**STORED DATA:**
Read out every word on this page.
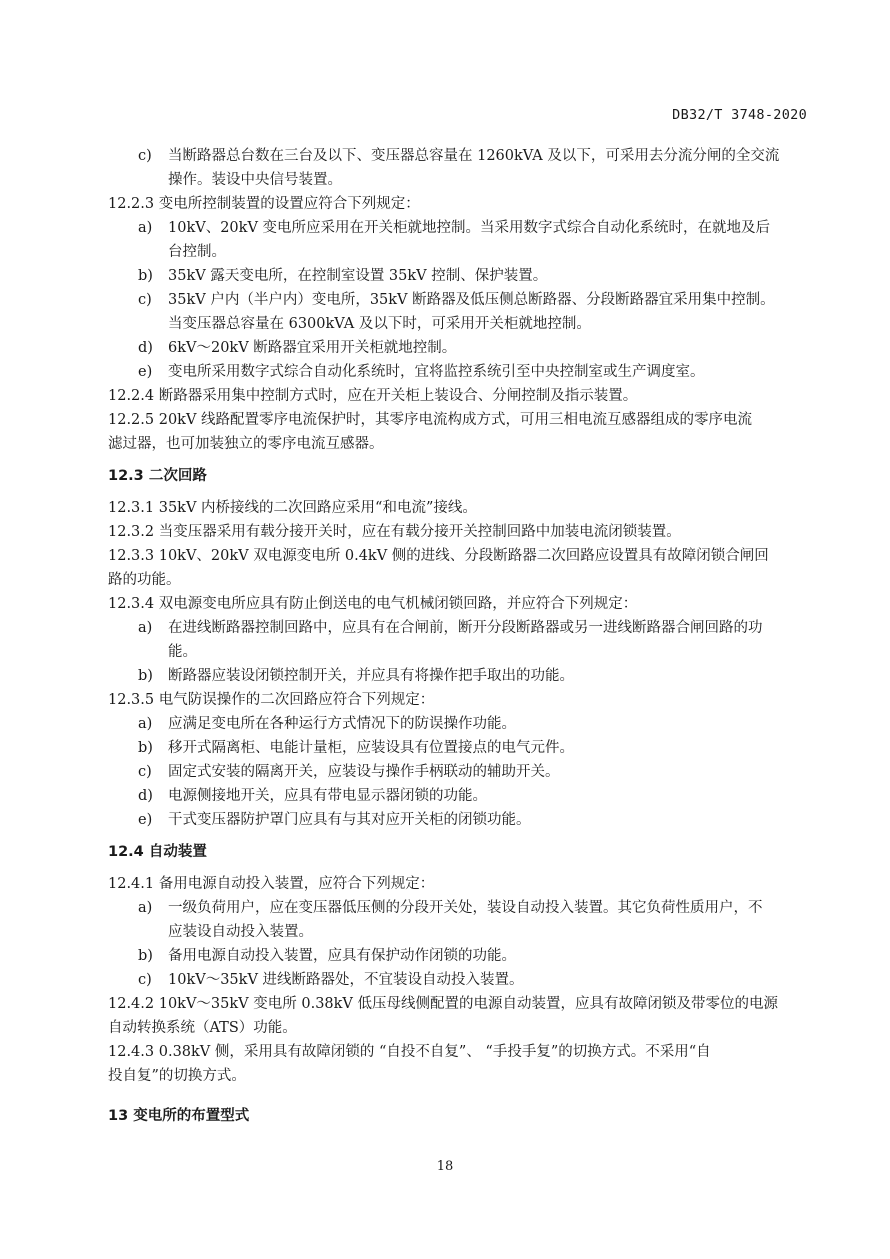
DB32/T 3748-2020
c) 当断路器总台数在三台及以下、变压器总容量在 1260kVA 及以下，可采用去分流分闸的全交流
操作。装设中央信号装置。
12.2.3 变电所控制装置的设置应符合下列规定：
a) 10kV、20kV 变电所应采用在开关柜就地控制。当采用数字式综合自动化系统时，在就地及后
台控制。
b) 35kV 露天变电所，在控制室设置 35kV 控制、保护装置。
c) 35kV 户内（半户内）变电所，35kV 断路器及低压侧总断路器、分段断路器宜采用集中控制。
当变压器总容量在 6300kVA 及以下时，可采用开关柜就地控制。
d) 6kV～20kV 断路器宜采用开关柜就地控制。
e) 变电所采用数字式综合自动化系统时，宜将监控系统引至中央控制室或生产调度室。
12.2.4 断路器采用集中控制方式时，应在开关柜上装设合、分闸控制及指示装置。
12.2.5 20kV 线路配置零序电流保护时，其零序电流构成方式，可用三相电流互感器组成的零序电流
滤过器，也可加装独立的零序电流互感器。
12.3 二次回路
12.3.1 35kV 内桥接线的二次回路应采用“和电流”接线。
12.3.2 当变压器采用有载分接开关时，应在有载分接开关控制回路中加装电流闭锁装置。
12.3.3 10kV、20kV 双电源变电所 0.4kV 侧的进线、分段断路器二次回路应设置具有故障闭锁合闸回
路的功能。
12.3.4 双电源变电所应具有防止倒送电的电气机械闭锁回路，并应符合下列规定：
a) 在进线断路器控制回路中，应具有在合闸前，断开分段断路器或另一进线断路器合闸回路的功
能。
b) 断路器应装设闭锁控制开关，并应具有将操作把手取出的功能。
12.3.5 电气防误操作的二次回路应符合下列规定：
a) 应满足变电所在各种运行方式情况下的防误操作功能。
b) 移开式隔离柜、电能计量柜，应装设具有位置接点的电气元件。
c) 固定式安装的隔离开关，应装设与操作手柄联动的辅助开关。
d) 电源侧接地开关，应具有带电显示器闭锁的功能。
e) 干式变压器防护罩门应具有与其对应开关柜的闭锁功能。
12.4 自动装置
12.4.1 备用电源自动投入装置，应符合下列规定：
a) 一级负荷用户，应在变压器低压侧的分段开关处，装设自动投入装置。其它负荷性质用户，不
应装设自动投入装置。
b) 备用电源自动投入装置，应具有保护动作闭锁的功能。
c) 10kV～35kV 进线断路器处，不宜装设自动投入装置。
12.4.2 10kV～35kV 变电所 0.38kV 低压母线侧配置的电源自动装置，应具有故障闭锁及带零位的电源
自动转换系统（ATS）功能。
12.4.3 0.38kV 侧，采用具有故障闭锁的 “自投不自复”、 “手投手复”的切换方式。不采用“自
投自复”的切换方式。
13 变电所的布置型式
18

**PROMPT:**
Copy the records exactly as they appear, excluding images.

**ANSWER TO THE EXERCISE:**
Read out every word on this page.
DB32/T 3748-2020
c) 当断路器总台数在三台及以下、变压器总容量在 1260kVA 及以下，可采用去分流分闸的全交流
操作。装设中央信号装置。
12.2.3 变电所控制装置的设置应符合下列规定：
a) 10kV、20kV 变电所应采用在开关柜就地控制。当采用数字式综合自动化系统时，在就地及后
台控制。
b) 35kV 露天变电所，在控制室设置 35kV 控制、保护装置。
c) 35kV 户内（半户内）变电所，35kV 断路器及低压侧总断路器、分段断路器宜采用集中控制。
当变压器总容量在 6300kVA 及以下时，可采用开关柜就地控制。
d) 6kV～20kV 断路器宜采用开关柜就地控制。
e) 变电所采用数字式综合自动化系统时，宜将监控系统引至中央控制室或生产调度室。
12.2.4 断路器采用集中控制方式时，应在开关柜上装设合、分闸控制及指示装置。
12.2.5 20kV 线路配置零序电流保护时，其零序电流构成方式，可用三相电流互感器组成的零序电流
滤过器，也可加装独立的零序电流互感器。
12.3 二次回路
12.3.1 35kV 内桥接线的二次回路应采用“和电流”接线。
12.3.2 当变压器采用有载分接开关时，应在有载分接开关控制回路中加装电流闭锁装置。
12.3.3 10kV、20kV 双电源变电所 0.4kV 侧的进线、分段断路器二次回路应设置具有故障闭锁合闸回
路的功能。
12.3.4 双电源变电所应具有防止倒送电的电气机械闭锁回路，并应符合下列规定：
a) 在进线断路器控制回路中，应具有在合闸前，断开分段断路器或另一进线断路器合闸回路的功
能。
b) 断路器应装设闭锁控制开关，并应具有将操作把手取出的功能。
12.3.5 电气防误操作的二次回路应符合下列规定：
a) 应满足变电所在各种运行方式情况下的防误操作功能。
b) 移开式隔离柜、电能计量柜，应装设具有位置接点的电气元件。
c) 固定式安装的隔离开关，应装设与操作手柄联动的辅助开关。
d) 电源侧接地开关，应具有带电显示器闭锁的功能。
e) 干式变压器防护罩门应具有与其对应开关柜的闭锁功能。
12.4 自动装置
12.4.1 备用电源自动投入装置，应符合下列规定：
a) 一级负荷用户，应在变压器低压侧的分段开关处，装设自动投入装置。其它负荷性质用户，不
应装设自动投入装置。
b) 备用电源自动投入装置，应具有保护动作闭锁的功能。
c) 10kV～35kV 进线断路器处，不宜装设自动投入装置。
12.4.2 10kV～35kV 变电所 0.38kV 低压母线侧配置的电源自动装置，应具有故障闭锁及带零位的电源
自动转换系统（ATS）功能。
12.4.3 0.38kV 侧，采用具有故障闭锁的 “自投不自复”、 “手投手复”的切换方式。不采用“自
投自复”的切换方式。
13 变电所的布置型式
18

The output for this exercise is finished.